Requirements: Restate the full set of records exactly, word for word.

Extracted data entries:
════════

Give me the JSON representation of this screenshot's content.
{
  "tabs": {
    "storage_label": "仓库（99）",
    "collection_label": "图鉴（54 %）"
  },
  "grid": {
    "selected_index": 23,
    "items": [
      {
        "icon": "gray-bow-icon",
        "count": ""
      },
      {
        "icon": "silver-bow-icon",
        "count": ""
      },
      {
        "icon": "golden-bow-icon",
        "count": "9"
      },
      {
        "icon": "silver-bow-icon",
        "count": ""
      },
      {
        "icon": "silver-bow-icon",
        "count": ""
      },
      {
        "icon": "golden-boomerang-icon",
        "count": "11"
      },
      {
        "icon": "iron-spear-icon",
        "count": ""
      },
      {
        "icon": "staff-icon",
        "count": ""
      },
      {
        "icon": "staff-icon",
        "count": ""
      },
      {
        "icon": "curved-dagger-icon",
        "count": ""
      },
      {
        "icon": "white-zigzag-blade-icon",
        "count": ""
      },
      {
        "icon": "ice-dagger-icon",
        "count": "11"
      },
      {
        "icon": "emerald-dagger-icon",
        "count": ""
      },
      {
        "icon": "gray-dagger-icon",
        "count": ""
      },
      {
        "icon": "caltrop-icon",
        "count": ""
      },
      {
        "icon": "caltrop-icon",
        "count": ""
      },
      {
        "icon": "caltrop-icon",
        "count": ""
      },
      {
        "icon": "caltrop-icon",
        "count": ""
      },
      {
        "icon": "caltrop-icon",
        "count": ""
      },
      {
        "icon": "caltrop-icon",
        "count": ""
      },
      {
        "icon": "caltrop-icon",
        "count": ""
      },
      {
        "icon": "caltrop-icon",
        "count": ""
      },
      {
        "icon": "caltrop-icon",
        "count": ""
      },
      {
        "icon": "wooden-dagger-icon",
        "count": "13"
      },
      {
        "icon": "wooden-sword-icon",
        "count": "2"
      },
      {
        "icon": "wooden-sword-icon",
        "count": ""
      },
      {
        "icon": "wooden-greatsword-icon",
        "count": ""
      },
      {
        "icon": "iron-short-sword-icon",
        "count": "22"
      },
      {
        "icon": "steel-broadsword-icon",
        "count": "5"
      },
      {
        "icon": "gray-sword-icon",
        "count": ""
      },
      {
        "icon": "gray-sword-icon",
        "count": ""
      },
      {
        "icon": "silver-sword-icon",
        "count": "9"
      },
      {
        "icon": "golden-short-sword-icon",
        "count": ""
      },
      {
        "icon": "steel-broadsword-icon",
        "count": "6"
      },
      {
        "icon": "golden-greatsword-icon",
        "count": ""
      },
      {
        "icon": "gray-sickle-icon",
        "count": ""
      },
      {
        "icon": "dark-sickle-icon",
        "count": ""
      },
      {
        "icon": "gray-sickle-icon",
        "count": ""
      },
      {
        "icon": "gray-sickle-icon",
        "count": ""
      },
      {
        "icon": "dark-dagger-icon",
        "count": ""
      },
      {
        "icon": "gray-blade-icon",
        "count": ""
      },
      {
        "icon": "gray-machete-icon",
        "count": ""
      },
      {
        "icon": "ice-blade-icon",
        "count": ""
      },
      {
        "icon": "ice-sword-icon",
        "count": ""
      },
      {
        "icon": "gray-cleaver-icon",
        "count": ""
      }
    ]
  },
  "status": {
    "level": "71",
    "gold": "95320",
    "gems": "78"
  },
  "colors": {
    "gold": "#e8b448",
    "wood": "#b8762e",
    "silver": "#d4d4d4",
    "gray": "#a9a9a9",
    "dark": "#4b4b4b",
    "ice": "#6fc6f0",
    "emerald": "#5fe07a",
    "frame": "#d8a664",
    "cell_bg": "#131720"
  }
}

════════

Solution for this problem:
Give me the JSON representation of this screenshot's content.
{
  "tabs": {
    "storage_label": "仓库（99）",
    "collection_label": "图鉴（54 %）"
  },
  "grid": {
    "selected_index": 23,
    "items": [
      {
        "icon": "gray-bow-icon",
        "count": ""
      },
      {
        "icon": "silver-bow-icon",
        "count": ""
      },
      {
        "icon": "golden-bow-icon",
        "count": "9"
      },
      {
        "icon": "silver-bow-icon",
        "count": ""
      },
      {
        "icon": "silver-bow-icon",
        "count": ""
      },
      {
        "icon": "golden-boomerang-icon",
        "count": "11"
      },
      {
        "icon": "iron-spear-icon",
        "count": ""
      },
      {
        "icon": "staff-icon",
        "count": ""
      },
      {
        "icon": "staff-icon",
        "count": ""
      },
      {
        "icon": "curved-dagger-icon",
        "count": ""
      },
      {
        "icon": "white-zigzag-blade-icon",
        "count": ""
      },
      {
        "icon": "ice-dagger-icon",
        "count": "11"
      },
      {
        "icon": "emerald-dagger-icon",
        "count": ""
      },
      {
        "icon": "gray-dagger-icon",
        "count": ""
      },
      {
        "icon": "caltrop-icon",
        "count": ""
      },
      {
        "icon": "caltrop-icon",
        "count": ""
      },
      {
        "icon": "caltrop-icon",
        "count": ""
      },
      {
        "icon": "caltrop-icon",
        "count": ""
      },
      {
        "icon": "caltrop-icon",
        "count": ""
      },
      {
        "icon": "caltrop-icon",
        "count": ""
      },
      {
        "icon": "caltrop-icon",
        "count": ""
      },
      {
        "icon": "caltrop-icon",
        "count": ""
      },
      {
        "icon": "caltrop-icon",
        "count": ""
      },
      {
        "icon": "wooden-dagger-icon",
        "count": "13"
      },
      {
        "icon": "wooden-sword-icon",
        "count": "2"
      },
      {
        "icon": "wooden-sword-icon",
        "count": ""
      },
      {
        "icon": "wooden-greatsword-icon",
        "count": ""
      },
      {
        "icon": "iron-short-sword-icon",
        "count": "22"
      },
      {
        "icon": "steel-broadsword-icon",
        "count": "5"
      },
      {
        "icon": "gray-sword-icon",
        "count": ""
      },
      {
        "icon": "gray-sword-icon",
        "count": ""
      },
      {
        "icon": "silver-sword-icon",
        "count": "9"
      },
      {
        "icon": "golden-short-sword-icon",
        "count": ""
      },
      {
        "icon": "steel-broadsword-icon",
        "count": "6"
      },
      {
        "icon": "golden-greatsword-icon",
        "count": ""
      },
      {
        "icon": "gray-sickle-icon",
        "count": ""
      },
      {
        "icon": "dark-sickle-icon",
        "count": ""
      },
      {
        "icon": "gray-sickle-icon",
        "count": ""
      },
      {
        "icon": "gray-sickle-icon",
        "count": ""
      },
      {
        "icon": "dark-dagger-icon",
        "count": ""
      },
      {
        "icon": "gray-blade-icon",
        "count": ""
      },
      {
        "icon": "gray-machete-icon",
        "count": ""
      },
      {
        "icon": "ice-blade-icon",
        "count": ""
      },
      {
        "icon": "ice-sword-icon",
        "count": ""
      },
      {
        "icon": "gray-cleaver-icon",
        "count": ""
      }
    ]
  },
  "status": {
    "level": "71",
    "gold": "95320",
    "gems": "78"
  },
  "colors": {
    "gold": "#e8b448",
    "wood": "#b8762e",
    "silver": "#d4d4d4",
    "gray": "#a9a9a9",
    "dark": "#4b4b4b",
    "ice": "#6fc6f0",
    "emerald": "#5fe07a",
    "frame": "#d8a664",
    "cell_bg": "#131720"
  }
}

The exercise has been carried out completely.